## Work to be completed
Both ends included, set down the lines from the line containing "Read all visible content and emit it as JSON." through the last line of the records below, without pictures.

## Provided entries

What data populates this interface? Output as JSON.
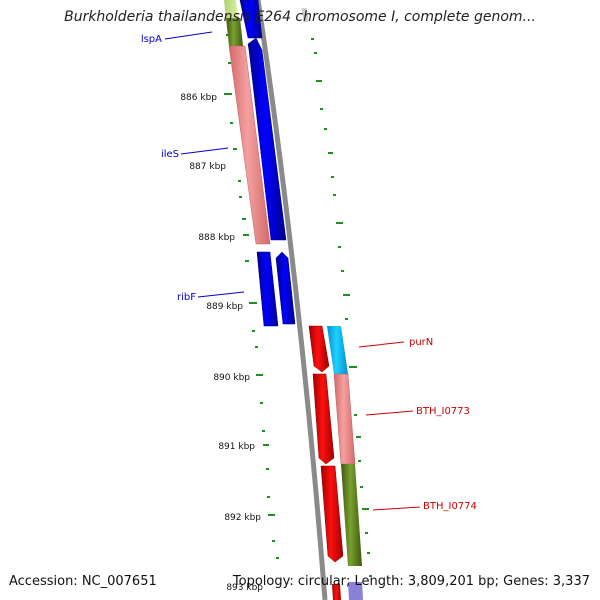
{
  "header": {
    "title": "Burkholderia thailandensis E264 chromosome I, complete genom..."
  },
  "footer": {
    "accession": "Accession: NC_007651",
    "summary": "Topology: circular; Length: 3,809,201 bp; Genes: 3,337"
  },
  "ticks": [
    "886 kbp",
    "887 kbp",
    "888 kbp",
    "889 kbp",
    "890 kbp",
    "891 kbp",
    "892 kbp",
    "893 kbp"
  ],
  "genes": {
    "lspA": "lspA",
    "ileS": "ileS",
    "ribF": "ribF",
    "purN": "purN",
    "bth0773": "BTH_I0773",
    "bth0774": "BTH_I0774"
  },
  "colors": {
    "forward_cds": "#0000ee",
    "reverse_cds": "#ee0000",
    "cog_pink": "#f08a8a",
    "cog_olive": "#6b8e23",
    "cog_cyan": "#00bfff",
    "backbone": "#888888",
    "gc_dots": "#228b22",
    "label_blue": "#0000cc",
    "label_red": "#cc0000"
  }
}
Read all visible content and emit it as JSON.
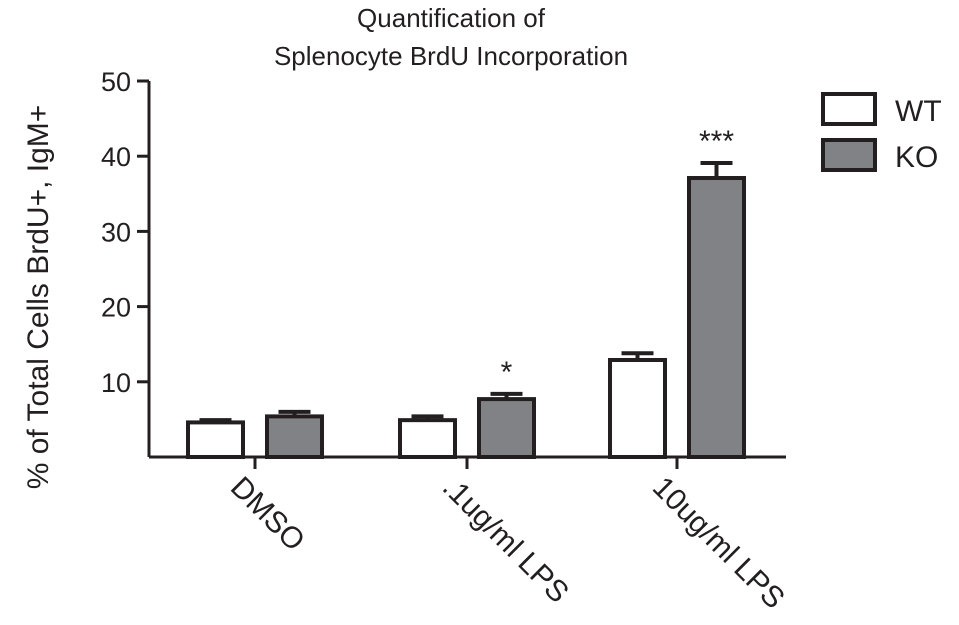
{
  "chart_data": {
    "type": "bar",
    "title_lines": [
      "Quantification of",
      "Splenocyte BrdU Incorporation"
    ],
    "xlabel": "",
    "ylabel": "% of Total Cells BrdU+, IgM+",
    "ylim": [
      0,
      50
    ],
    "y_ticks": [
      10,
      20,
      30,
      40,
      50
    ],
    "grid": false,
    "legend_position": "top-right",
    "categories": [
      "DMSO",
      ".1ug/ml LPS",
      "10ug/ml LPS"
    ],
    "series": [
      {
        "name": "WT",
        "color": "#ffffff",
        "values": [
          4.6,
          4.9,
          12.9
        ],
        "errors": [
          0.3,
          0.5,
          0.9
        ]
      },
      {
        "name": "KO",
        "color": "#808285",
        "values": [
          5.4,
          7.7,
          37.1
        ],
        "errors": [
          0.6,
          0.7,
          2.0
        ]
      }
    ],
    "annotations": [
      {
        "category_index": 1,
        "series_index": 1,
        "text": "*"
      },
      {
        "category_index": 2,
        "series_index": 1,
        "text": "***"
      }
    ]
  }
}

## Output of the task
Read all visible content and emit it as JSON.
{
  "chart_data": {
    "type": "bar",
    "title_lines": [
      "Quantification of",
      "Splenocyte BrdU Incorporation"
    ],
    "xlabel": "",
    "ylabel": "% of Total Cells BrdU+, IgM+",
    "ylim": [
      0,
      50
    ],
    "y_ticks": [
      10,
      20,
      30,
      40,
      50
    ],
    "grid": false,
    "legend_position": "top-right",
    "categories": [
      "DMSO",
      ".1ug/ml LPS",
      "10ug/ml LPS"
    ],
    "series": [
      {
        "name": "WT",
        "color": "#ffffff",
        "values": [
          4.6,
          4.9,
          12.9
        ],
        "errors": [
          0.3,
          0.5,
          0.9
        ]
      },
      {
        "name": "KO",
        "color": "#808285",
        "values": [
          5.4,
          7.7,
          37.1
        ],
        "errors": [
          0.6,
          0.7,
          2.0
        ]
      }
    ],
    "annotations": [
      {
        "category_index": 1,
        "series_index": 1,
        "text": "*"
      },
      {
        "category_index": 2,
        "series_index": 1,
        "text": "***"
      }
    ]
  }
}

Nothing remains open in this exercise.